## Given exercise
Turn the lines starting with the line containing "paragraph: Ein erneutes" and going on through the line containing "section3-column-2: [1000, 1144, 1264, 1716]" into a Markdown table with the columns Row and Line, skipping any blank lines.

BEGIN Records provided

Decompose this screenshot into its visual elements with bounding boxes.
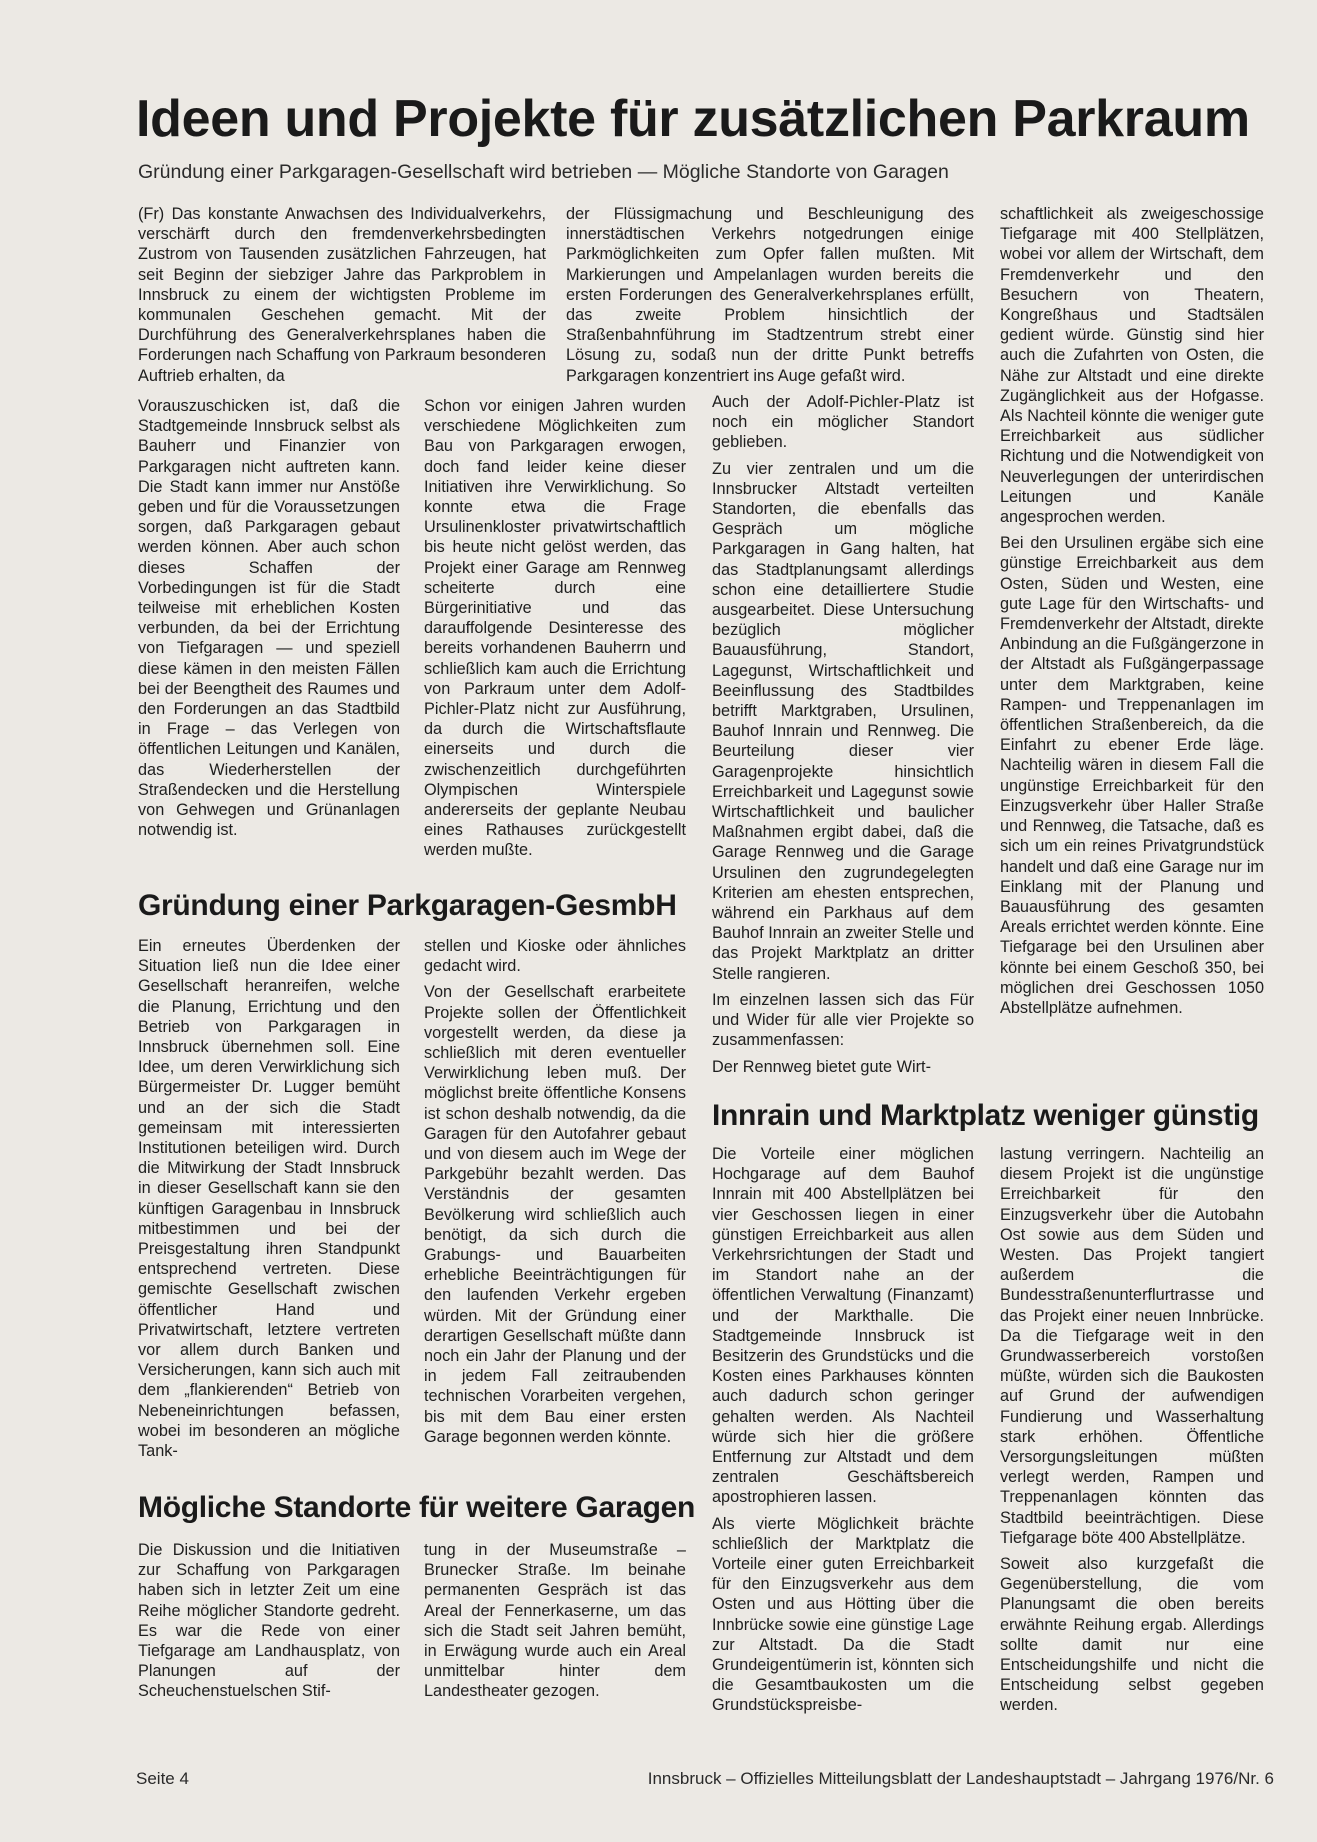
paragraph: Ein erneutes Überdenken der Situation ließ nun die Idee einer Gesellschaft heranreifen, welche die Planung, Errichtung und den Betrieb von Parkgaragen in Innsbruck übernehmen soll. Eine Idee, um deren Verwirklichung sich Bürgermeister Dr. Lugger bemüht und an der sich die Stadt gemeinsam mit interessierten Institutionen beteiligen wird. Durch die Mitwirkung der Stadt Innsbruck in dieser Gesellschaft kann sie den künftigen Garagenbau in Innsbruck mitbestimmen und bei der Preisgestaltung ihren Standpunkt entsprechend vertreten. Diese gemischte Gesellschaft zwischen öffentlicher Hand und Privatwirtschaft, letztere vertreten vor allem durch Banken und Versicherungen, kann sich auch mit dem „flankierenden“ Betrieb von Nebeneinrichtungen befassen, wobei im besonderen an mögliche Tank-: [138, 937, 400, 1461]
section-heading-parkgaragen-gesmbh: Gründung einer Parkgaragen-GesmbH: [138, 889, 677, 922]
paragraph: Die Vorteile einer möglichen Hochgarage auf dem Bauhof Innrain mit 400 Abstellplätzen bei vier Geschossen liegen in einer günstigen Erreichbarkeit aus allen Verkehrsrichtungen der Stadt und im Standort nahe an der öffentlichen Verwaltung (Finanzamt) und der Markthalle. Die Stadtgemeinde Innsbruck ist Besitzerin des Grundstücks und die Kosten eines Parkhauses könnten auch dadurch schon geringer gehalten werden. Als Nachteil würde sich hier die größere Entfernung zur Altstadt und dem zentralen Geschäftsbereich apostrophieren lassen.: [712, 1145, 974, 1507]
section3-column-2: [1000, 1144, 1264, 1716]
paragraph: Von der Gesellschaft erarbeitete Projekte sollen der Öffentlichkeit vorgestellt werden, da diese ja schließlich mit deren eventueller Verwirklichung leben muß. Der möglichst breite öffentliche Konsens ist schon deshalb notwendig, da die Garagen für den Autofahrer gebaut und von diesem auch im Wege der Parkgebühr bezahlt werden. Das Verständnis der gesamten Bevölkerung wird schließlich auch benötigt, da sich durch die Grabungs- und Bauarbeiten erhebliche Beeinträchtigungen für den laufenden Verkehr ergeben würden. Mit der Gründung einer derartigen Gesellschaft müßte dann noch ein Jahr der Planung und der in jedem Fall zeitraubenden technischen Vorarbeiten vergehen, bis mit dem Bau einer ersten Garage begonnen werden könnte.: [424, 983, 686, 1446]
section1-column-2: [424, 936, 686, 1447]
section1-column-1: [138, 936, 400, 1461]
paragraph: stellen und Kioske oder ähnliches gedacht wird.: [424, 937, 686, 976]
lead-paragraph: der Flüssigmachung und Beschleunigung des innerstädtischen Verkehrs notgedrungen einige Parkmöglichkeiten zum Opfer fallen mußten. Mit Markierungen und Ampelanlagen wurden bereits die ersten Forderungen des Generalverkehrsplanes erfüllt, das zweite Problem hinsichtlich der Straßenbahnführung im Stadtzentrum strebt einer Lösung zu, sodaß nun der dritte Punkt betreffs Parkgaragen konzentriert ins Auge gefaßt wird.: [566, 205, 974, 385]
paragraph: Schon vor einigen Jahren wurden verschiedene Möglichkeiten zum Bau von Parkgaragen erwogen, doch fand leider keine dieser Initiativen ihre Verwirklichung. So konnte etwa die Frage Ursulinenkloster privatwirtschaftlich bis heute nicht gelöst werden, das Projekt einer Garage am Rennweg scheiterte durch eine Bürgerinitiative und das darauffolgende Desinteresse des bereits vorhandenen Bauherrn und schließlich kam auch die Errichtung von Parkraum unter dem Adolf-Pichler-Platz nicht zur Ausführung, da durch die Wirtschaftsflaute einerseits und durch die zwischenzeitlich durchgeführten Olympischen Winterspiele andererseits der geplante Neubau eines Rathauses zurückgestellt werden mußte.: [424, 397, 686, 860]
subheadline: Gründung einer Parkgaragen-Gesellschaft wird betrieben — Mögliche Standorte von Garagen: [138, 161, 949, 183]
page-title: Ideen und Projekte für zusätzlichen Parkraum: [136, 90, 1250, 148]
body-column-4: [1000, 204, 1264, 1018]
paragraph: Vorauszuschicken ist, daß die Stadtgemeinde Innsbruck selbst als Bauherr und Finanzier von Parkgaragen nicht auftreten kann. Die Stadt kann immer nur Anstöße geben und für die Voraussetzungen sorgen, daß Parkgaragen gebaut werden können. Aber auch schon dieses Schaffen der Vorbedingungen ist für die Stadt teilweise mit erheblichen Kosten verbunden, da bei der Errichtung von Tiefgaragen — und speziell diese kämen in den meisten Fällen bei der Beengtheit des Raumes und den Forderungen an das Stadtbild in Frage – das Verlegen von öffentlichen Leitungen und Kanälen, das Wiederherstellen der Straßendecken und die Herstellung von Gehwegen und Grünanlagen notwendig ist.: [138, 397, 400, 840]
paragraph: schaftlichkeit als zweigeschossige Tiefgarage mit 400 Stellplätzen, wobei vor allem der Wirtschaft, dem Fremdenverkehr und den Besuchern von Theatern, Kongreßhaus und Stadtsälen gedient würde. Günstig sind hier auch die Zufahrten von Osten, die Nähe zur Altstadt und eine direkte Zugänglichkeit aus der Hofgasse. Als Nachteil könnte die weniger gute Erreichbarkeit aus südlicher Richtung und die Notwendigkeit von Neuverlegungen der unterirdischen Leitungen und Kanäle angesprochen werden.: [1000, 205, 1264, 527]
paragraph: Die Diskussion und die Initiativen zur Schaffung von Parkgaragen haben sich in letzter Zeit um eine Reihe möglicher Standorte gedreht. Es war die Rede von einer Tiefgarage am Landhausplatz, von Planungen auf der Scheuchenstuelschen Stif-: [138, 1541, 400, 1701]
paragraph: Bei den Ursulinen ergäbe sich eine günstige Erreichbarkeit aus dem Osten, Süden und Westen, eine gute Lage für den Wirtschafts- und Fremdenverkehr der Altstadt, direkte Anbindung an die Fußgängerzone in der Altstadt als Fußgängerpassage unter dem Marktgraben, keine Rampen- und Treppenanlagen im öffentlichen Straßenbereich, da die Einfahrt zu ebener Erde läge. Nachteilig wären in diesem Fall die ungünstige Erreichbarkeit für den Einzugsverkehr über Haller Straße und Rennweg, die Tatsache, daß es sich um ein reines Privatgrundstück handelt und daß eine Garage nur im Einklang mit der Planung und Bauausführung des gesamten Areals errichtet werden könnte. Eine Tiefgarage bei den Ursulinen aber könnte bei einem Geschoß 350, bei möglichen drei Geschossen 1050 Abstellplätze aufnehmen.: [1000, 534, 1264, 1017]
paragraph: Auch der Adolf-Pichler-Platz ist noch ein möglicher Standort geblieben.: [712, 393, 974, 452]
paragraph: Im einzelnen lassen sich das Für und Wider für alle vier Projekte so zusammenfassen:: [712, 990, 974, 1050]
paragraph: Zu vier zentralen und um die Innsbrucker Altstadt verteilten Standorten, die ebenfalls das Gespräch um mögliche Parkgaragen in Gang halten, hat das Stadtplanungsamt allerdings schon eine detailliertere Studie ausgearbeitet. Diese Untersuchung bezüglich möglicher Bauausführung, Standort, Lagegunst, Wirtschaftlichkeit und Beeinflussung des Stadtbildes betrifft Marktgraben, Ursulinen, Bauhof Innrain und Rennweg. Die Beurteilung dieser vier Garagenprojekte hinsichtlich Erreichbarkeit und Lagegunst sowie Wirtschaftlichkeit und baulicher Maßnahmen ergibt dabei, daß die Garage Rennweg und die Garage Ursulinen den zugrundegelegten Kriterien am ehesten entsprechen, während ein Parkhaus auf dem Bauhof Innrain an zweiter Stelle und das Projekt Marktplatz an dritter Stelle rangieren.: [712, 459, 974, 983]
body-column-3: [712, 392, 974, 1077]
section-heading-innrain-marktplatz: Innrain und Marktplatz weniger günstig: [712, 1099, 1259, 1132]
paragraph: Soweit also kurzgefaßt die Gegenüberstellung, die vom Planungsamt die oben bereits erwähnte Reihung ergab. Allerdings sollte damit nur eine Entscheidungshilfe und nicht die Entscheidung selbst gegeben werden.: [1000, 1555, 1264, 1715]
publication-line: Innsbruck – Offizielles Mitteilungsblatt der Landeshauptstadt – Jahrgang 1976/Nr. 6: [647, 1769, 1274, 1788]
lead-column-2: [566, 204, 974, 386]
section3-column-1: [712, 1144, 974, 1716]
lead-paragraph: (Fr) Das konstante Anwachsen des Individualverkehrs, verschärft durch den fremdenverkehrsbedingten Zustrom von Tausenden zusätzlichen Fahrzeugen, hat seit Beginn der siebziger Jahre das Parkproblem in Innsbruck zu einem der wichtigsten Probleme im kommunalen Geschehen gemacht. Mit der Durchführung des Generalverkehrsplanes haben die Forderungen nach Schaffung von Parkraum besonderen Auftrieb erhalten, da: [138, 205, 546, 385]
paragraph: Als vierte Möglichkeit brächte schließlich der Marktplatz die Vorteile einer guten Erreichbarkeit für den Einzugsverkehr aus dem Osten und aus Hötting über die Innbrücke sowie eine günstige Lage zur Altstadt. Da die Stadt Grundeigentümerin ist, könnten sich die Gesamtbaukosten um die Grundstückspreisbe-: [712, 1514, 974, 1715]
body-column-1: [138, 396, 400, 840]
body-column-2: [424, 396, 686, 861]
paragraph: lastung verringern. Nachteilig an diesem Projekt ist die ungünstige Erreichbarkeit für den Einzugsverkehr über die Autobahn Ost sowie aus dem Süden und Westen. Das Projekt tangiert außerdem die Bundesstraßenunterflurtrasse und das Projekt einer neuen Innbrücke. Da die Tiefgarage weit in den Grundwasserbereich vorstoßen müßte, würden sich die Baukosten auf Grund der aufwendigen Fundierung und Wasserhaltung stark erhöhen. Öffentliche Versorgungsleitungen müßten verlegt werden, Rampen und Treppenanlagen könnten das Stadtbild beeinträchtigen. Diese Tiefgarage böte 400 Abstellplätze.: [1000, 1145, 1264, 1547]
lead-column-1: [138, 204, 546, 386]
section2-column-1: [138, 1540, 400, 1702]
section2-column-2: [424, 1540, 686, 1702]
section-heading-standorte: Mögliche Standorte für weitere Garagen: [138, 1491, 696, 1524]
page-number: Seite 4: [136, 1769, 189, 1788]
paragraph: tung in der Museumstraße – Brunecker Straße. Im beinahe permanenten Gespräch ist das Areal der Fennerkaserne, um das sich die Stadt seit Jahren bemüht, in Erwägung wurde auch ein Areal unmittelbar hinter dem Landestheater gezogen.: [424, 1541, 686, 1701]
paragraph: Der Rennweg bietet gute Wirt-: [712, 1057, 931, 1076]
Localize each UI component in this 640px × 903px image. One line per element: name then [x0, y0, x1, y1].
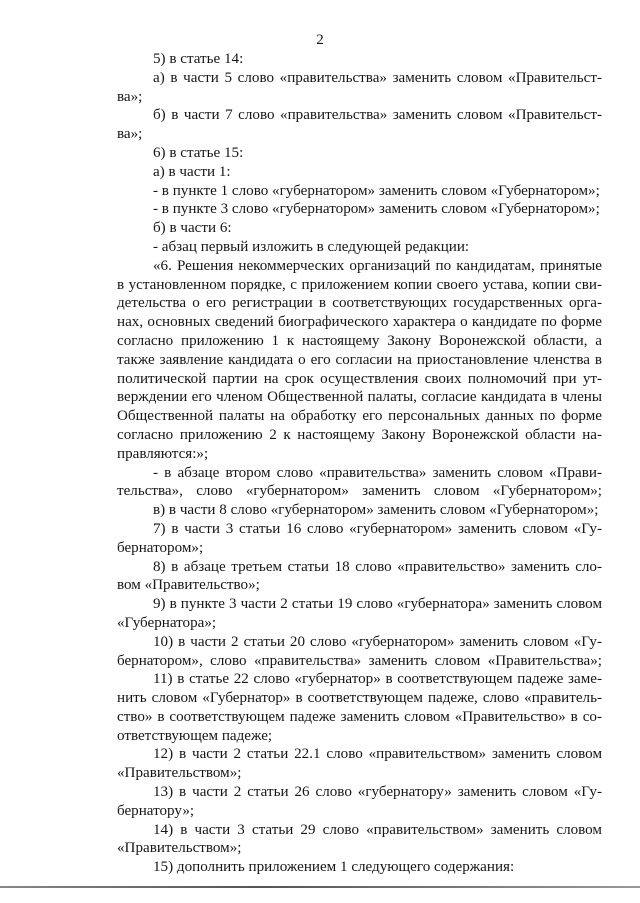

END Records provided

## Answer below
| Row | Line |
|---|---|
| 1 | paragraph: Ein erneutes Überdenken der Situation ließ nun die Idee einer Gesellschaft heranreifen, welche die Planung, Errichtung und den Betrieb von Parkgaragen in Innsbruck übernehmen soll. Eine Idee, um deren Verwirklichung sich Bürgermeister Dr. Lugger bemüht und an der sich die Stadt gemeinsam mit interessierten Institutionen beteiligen wird. Durch die Mitwirkung der Stadt Innsbruck in dieser Gesellschaft kann sie den künftigen Garagenbau in Innsbruck mitbestimmen und bei der Preisgestaltung ihren Standpunkt entsprechend vertreten. Diese gemischte Gesellschaft zwischen öffentlicher Hand und Privatwirtschaft, letztere vertreten vor allem durch Banken und Versicherungen, kann sich auch mit dem „flankierenden“ Betrieb von Nebeneinrichtungen befassen, wobei im besonderen an mögliche Tank-: [138, 937, 400, 1461] |
| 2 | section-heading-parkgaragen-gesmbh: Gründung einer Parkgaragen-GesmbH: [138, 889, 677, 922] |
| 3 | paragraph: Die Vorteile einer möglichen Hochgarage auf dem Bauhof Innrain mit 400 Abstellplätzen bei vier Geschossen liegen in einer günstigen Erreichbarkeit aus allen Verkehrsrichtungen der Stadt und im Standort nahe an der öffentlichen Verwaltung (Finanzamt) und der Markthalle. Die Stadtgemeinde Innsbruck ist Besitzerin des Grundstücks und die Kosten eines Parkhauses könnten auch dadurch schon geringer gehalten werden. Als Nachteil würde sich hier die größere Entfernung zur Altstadt und dem zentralen Geschäftsbereich apostrophieren lassen.: [712, 1145, 974, 1507] |
| 4 | section3-column-2: [1000, 1144, 1264, 1716] |